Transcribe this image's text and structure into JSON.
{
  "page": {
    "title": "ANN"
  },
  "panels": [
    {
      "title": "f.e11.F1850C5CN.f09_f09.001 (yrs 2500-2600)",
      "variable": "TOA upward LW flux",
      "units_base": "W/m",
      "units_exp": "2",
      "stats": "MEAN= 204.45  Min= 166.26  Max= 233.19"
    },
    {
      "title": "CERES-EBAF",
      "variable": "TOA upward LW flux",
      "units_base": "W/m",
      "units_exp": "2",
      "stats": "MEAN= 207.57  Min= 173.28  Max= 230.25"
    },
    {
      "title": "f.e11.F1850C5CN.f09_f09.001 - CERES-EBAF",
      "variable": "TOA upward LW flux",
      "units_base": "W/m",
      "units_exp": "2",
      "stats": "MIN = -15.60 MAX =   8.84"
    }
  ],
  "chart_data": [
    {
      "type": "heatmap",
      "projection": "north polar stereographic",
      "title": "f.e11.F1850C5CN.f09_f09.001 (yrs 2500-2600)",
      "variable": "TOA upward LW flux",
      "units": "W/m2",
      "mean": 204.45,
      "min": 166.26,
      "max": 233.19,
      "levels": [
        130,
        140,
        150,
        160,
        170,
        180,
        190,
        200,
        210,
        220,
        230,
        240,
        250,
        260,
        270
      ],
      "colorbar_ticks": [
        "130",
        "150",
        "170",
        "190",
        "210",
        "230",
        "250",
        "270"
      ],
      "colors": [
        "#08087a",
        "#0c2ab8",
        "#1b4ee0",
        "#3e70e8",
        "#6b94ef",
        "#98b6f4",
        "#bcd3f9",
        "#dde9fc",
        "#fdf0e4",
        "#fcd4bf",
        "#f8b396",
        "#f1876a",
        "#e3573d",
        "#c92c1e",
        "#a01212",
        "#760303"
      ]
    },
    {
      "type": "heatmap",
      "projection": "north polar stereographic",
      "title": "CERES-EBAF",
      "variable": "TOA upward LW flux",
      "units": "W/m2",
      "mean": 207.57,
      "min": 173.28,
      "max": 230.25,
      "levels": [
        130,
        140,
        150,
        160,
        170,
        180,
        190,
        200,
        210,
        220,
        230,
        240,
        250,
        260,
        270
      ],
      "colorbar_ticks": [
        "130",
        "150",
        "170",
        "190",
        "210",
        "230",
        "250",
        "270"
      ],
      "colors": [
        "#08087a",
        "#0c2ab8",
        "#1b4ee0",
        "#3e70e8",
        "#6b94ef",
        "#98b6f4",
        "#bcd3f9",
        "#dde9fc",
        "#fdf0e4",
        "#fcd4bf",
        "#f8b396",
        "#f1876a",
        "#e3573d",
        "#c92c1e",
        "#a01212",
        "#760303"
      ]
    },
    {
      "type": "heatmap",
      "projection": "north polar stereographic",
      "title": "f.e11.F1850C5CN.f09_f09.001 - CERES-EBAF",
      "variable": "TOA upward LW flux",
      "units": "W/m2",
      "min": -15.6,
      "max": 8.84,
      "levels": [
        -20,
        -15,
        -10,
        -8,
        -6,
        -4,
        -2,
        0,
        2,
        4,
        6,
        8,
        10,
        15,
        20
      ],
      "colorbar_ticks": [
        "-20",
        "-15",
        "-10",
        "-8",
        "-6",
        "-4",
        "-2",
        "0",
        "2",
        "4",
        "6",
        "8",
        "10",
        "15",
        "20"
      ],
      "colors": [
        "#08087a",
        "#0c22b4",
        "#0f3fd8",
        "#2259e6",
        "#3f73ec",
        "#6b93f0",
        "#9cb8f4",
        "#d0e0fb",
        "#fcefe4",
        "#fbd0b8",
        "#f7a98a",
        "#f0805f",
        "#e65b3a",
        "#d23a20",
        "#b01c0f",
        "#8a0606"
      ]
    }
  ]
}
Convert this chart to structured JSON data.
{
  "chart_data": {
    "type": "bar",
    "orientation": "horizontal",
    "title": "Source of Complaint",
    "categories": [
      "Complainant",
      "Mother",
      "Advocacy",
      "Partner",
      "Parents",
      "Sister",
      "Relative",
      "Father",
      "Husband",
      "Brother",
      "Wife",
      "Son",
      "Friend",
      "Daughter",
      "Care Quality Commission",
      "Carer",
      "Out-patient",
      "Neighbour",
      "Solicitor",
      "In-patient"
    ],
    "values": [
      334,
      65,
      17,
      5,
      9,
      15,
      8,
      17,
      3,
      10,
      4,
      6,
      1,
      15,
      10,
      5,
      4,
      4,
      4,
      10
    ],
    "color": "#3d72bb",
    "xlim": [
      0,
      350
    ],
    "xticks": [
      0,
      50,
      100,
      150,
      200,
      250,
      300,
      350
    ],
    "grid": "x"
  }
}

★ ★ ★

:: Instructions for the task ::
Starting from the line containing "Convert this chart to structured JSON data.", repeat each line through the end of the entries, exactly.

:: Answer to the task ::
Convert this chart to structured JSON data.
{
  "chart_data": {
    "type": "bar",
    "orientation": "horizontal",
    "title": "Source of Complaint",
    "categories": [
      "Complainant",
      "Mother",
      "Advocacy",
      "Partner",
      "Parents",
      "Sister",
      "Relative",
      "Father",
      "Husband",
      "Brother",
      "Wife",
      "Son",
      "Friend",
      "Daughter",
      "Care Quality Commission",
      "Carer",
      "Out-patient",
      "Neighbour",
      "Solicitor",
      "In-patient"
    ],
    "values": [
      334,
      65,
      17,
      5,
      9,
      15,
      8,
      17,
      3,
      10,
      4,
      6,
      1,
      15,
      10,
      5,
      4,
      4,
      4,
      10
    ],
    "color": "#3d72bb",
    "xlim": [
      0,
      350
    ],
    "xticks": [
      0,
      50,
      100,
      150,
      200,
      250,
      300,
      350
    ],
    "grid": "x"
  }
}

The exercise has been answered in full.